What you need to do: Write the material out again in full, exactly.

● ● ● ●

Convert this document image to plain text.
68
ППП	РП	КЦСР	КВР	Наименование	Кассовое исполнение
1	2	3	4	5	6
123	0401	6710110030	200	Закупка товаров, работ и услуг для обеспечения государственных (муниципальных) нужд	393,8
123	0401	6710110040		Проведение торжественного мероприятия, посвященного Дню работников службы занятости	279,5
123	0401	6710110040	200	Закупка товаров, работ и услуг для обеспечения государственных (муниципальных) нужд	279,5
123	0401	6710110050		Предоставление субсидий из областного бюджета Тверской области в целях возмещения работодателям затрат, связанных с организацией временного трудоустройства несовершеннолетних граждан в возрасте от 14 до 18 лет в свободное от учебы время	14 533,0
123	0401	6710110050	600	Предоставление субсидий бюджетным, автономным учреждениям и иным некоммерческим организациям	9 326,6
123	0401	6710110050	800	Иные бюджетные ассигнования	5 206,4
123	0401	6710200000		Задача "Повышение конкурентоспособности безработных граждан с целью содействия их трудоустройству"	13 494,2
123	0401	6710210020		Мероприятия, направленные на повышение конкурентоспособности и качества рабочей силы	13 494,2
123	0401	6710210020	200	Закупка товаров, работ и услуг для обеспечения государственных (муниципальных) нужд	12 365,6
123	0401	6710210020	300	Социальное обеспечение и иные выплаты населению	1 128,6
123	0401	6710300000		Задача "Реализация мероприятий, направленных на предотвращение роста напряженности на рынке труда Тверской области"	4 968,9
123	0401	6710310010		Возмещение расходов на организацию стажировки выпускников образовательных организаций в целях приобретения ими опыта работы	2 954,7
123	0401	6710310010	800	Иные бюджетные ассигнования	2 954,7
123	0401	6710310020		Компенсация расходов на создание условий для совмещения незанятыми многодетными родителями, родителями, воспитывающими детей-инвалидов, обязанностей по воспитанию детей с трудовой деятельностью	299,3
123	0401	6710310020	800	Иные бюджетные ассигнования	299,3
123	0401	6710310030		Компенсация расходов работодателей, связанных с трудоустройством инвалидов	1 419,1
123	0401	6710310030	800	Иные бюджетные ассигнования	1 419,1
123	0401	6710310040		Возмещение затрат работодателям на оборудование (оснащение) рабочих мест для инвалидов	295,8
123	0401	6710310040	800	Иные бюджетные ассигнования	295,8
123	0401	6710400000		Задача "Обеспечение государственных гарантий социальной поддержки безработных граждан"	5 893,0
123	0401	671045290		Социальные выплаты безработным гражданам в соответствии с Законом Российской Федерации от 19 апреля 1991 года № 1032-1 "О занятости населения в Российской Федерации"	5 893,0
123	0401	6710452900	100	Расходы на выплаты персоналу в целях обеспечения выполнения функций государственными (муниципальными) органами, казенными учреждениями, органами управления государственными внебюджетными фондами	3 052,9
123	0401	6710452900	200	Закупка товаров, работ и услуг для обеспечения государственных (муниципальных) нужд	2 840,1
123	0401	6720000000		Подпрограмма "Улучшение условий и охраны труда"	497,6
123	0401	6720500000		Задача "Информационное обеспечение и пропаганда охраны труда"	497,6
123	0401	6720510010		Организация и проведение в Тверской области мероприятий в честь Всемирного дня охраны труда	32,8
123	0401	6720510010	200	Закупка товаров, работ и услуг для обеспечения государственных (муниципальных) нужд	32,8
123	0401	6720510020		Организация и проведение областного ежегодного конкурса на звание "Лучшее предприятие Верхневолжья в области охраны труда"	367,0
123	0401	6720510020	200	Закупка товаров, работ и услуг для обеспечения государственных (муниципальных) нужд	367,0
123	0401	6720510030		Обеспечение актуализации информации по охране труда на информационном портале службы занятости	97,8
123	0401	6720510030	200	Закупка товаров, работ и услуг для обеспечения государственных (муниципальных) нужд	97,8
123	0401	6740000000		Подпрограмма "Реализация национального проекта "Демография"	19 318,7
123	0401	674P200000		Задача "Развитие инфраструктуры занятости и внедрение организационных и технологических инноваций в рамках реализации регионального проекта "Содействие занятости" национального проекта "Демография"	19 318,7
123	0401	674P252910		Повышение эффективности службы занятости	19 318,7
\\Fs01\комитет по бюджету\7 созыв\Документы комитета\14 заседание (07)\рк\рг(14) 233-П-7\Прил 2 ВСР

● ● ● ●

Completed exercise:
Convert this document image to plain text.
68
ППП	РП	КЦСР	КВР	Наименование	Кассовое исполнение
1	2	3	4	5	6
123	0401	6710110030	200	Закупка товаров, работ и услуг для обеспечения государственных (муниципальных) нужд	393,8
123	0401	6710110040		Проведение торжественного мероприятия, посвященного Дню работников службы занятости	279,5
123	0401	6710110040	200	Закупка товаров, работ и услуг для обеспечения государственных (муниципальных) нужд	279,5
123	0401	6710110050		Предоставление субсидий из областного бюджета Тверской области в целях возмещения работодателям затрат, связанных с организацией временного трудоустройства несовершеннолетних граждан в возрасте от 14 до 18 лет в свободное от учебы время	14 533,0
123	0401	6710110050	600	Предоставление субсидий бюджетным, автономным учреждениям и иным некоммерческим организациям	9 326,6
123	0401	6710110050	800	Иные бюджетные ассигнования	5 206,4
123	0401	6710200000		Задача "Повышение конкурентоспособности безработных граждан с целью содействия их трудоустройству"	13 494,2
123	0401	6710210020		Мероприятия, направленные на повышение конкурентоспособности и качества рабочей силы	13 494,2
123	0401	6710210020	200	Закупка товаров, работ и услуг для обеспечения государственных (муниципальных) нужд	12 365,6
123	0401	6710210020	300	Социальное обеспечение и иные выплаты населению	1 128,6
123	0401	6710300000		Задача "Реализация мероприятий, направленных на предотвращение роста напряженности на рынке труда Тверской области"	4 968,9
123	0401	6710310010		Возмещение расходов на организацию стажировки выпускников образовательных организаций в целях приобретения ими опыта работы	2 954,7
123	0401	6710310010	800	Иные бюджетные ассигнования	2 954,7
123	0401	6710310020		Компенсация расходов на создание условий для совмещения незанятыми многодетными родителями, родителями, воспитывающими детей-инвалидов, обязанностей по воспитанию детей с трудовой деятельностью	299,3
123	0401	6710310020	800	Иные бюджетные ассигнования	299,3
123	0401	6710310030		Компенсация расходов работодателей, связанных с трудоустройством инвалидов	1 419,1
123	0401	6710310030	800	Иные бюджетные ассигнования	1 419,1
123	0401	6710310040		Возмещение затрат работодателям на оборудование (оснащение) рабочих мест для инвалидов	295,8
123	0401	6710310040	800	Иные бюджетные ассигнования	295,8
123	0401	6710400000		Задача "Обеспечение государственных гарантий социальной поддержки безработных граждан"	5 893,0
123	0401	671045290		Социальные выплаты безработным гражданам в соответствии с Законом Российской Федерации от 19 апреля 1991 года № 1032-1 "О занятости населения в Российской Федерации"	5 893,0
123	0401	6710452900	100	Расходы на выплаты персоналу в целях обеспечения выполнения функций государственными (муниципальными) органами, казенными учреждениями, органами управления государственными внебюджетными фондами	3 052,9
123	0401	6710452900	200	Закупка товаров, работ и услуг для обеспечения государственных (муниципальных) нужд	2 840,1
123	0401	6720000000		Подпрограмма "Улучшение условий и охраны труда"	497,6
123	0401	6720500000		Задача "Информационное обеспечение и пропаганда охраны труда"	497,6
123	0401	6720510010		Организация и проведение в Тверской области мероприятий в честь Всемирного дня охраны труда	32,8
123	0401	6720510010	200	Закупка товаров, работ и услуг для обеспечения государственных (муниципальных) нужд	32,8
123	0401	6720510020		Организация и проведение областного ежегодного конкурса на звание "Лучшее предприятие Верхневолжья в области охраны труда"	367,0
123	0401	6720510020	200	Закупка товаров, работ и услуг для обеспечения государственных (муниципальных) нужд	367,0
123	0401	6720510030		Обеспечение актуализации информации по охране труда на информационном портале службы занятости	97,8
123	0401	6720510030	200	Закупка товаров, работ и услуг для обеспечения государственных (муниципальных) нужд	97,8
123	0401	6740000000		Подпрограмма "Реализация национального проекта "Демография"	19 318,7
123	0401	674P200000		Задача "Развитие инфраструктуры занятости и внедрение организационных и технологических инноваций в рамках реализации регионального проекта "Содействие занятости" национального проекта "Демография"	19 318,7
123	0401	674P252910		Повышение эффективности службы занятости	19 318,7
\\Fs01\комитет по бюджету\7 созыв\Документы комитета\14 заседание (07)\рк\рг(14) 233-П-7\Прил 2 ВСР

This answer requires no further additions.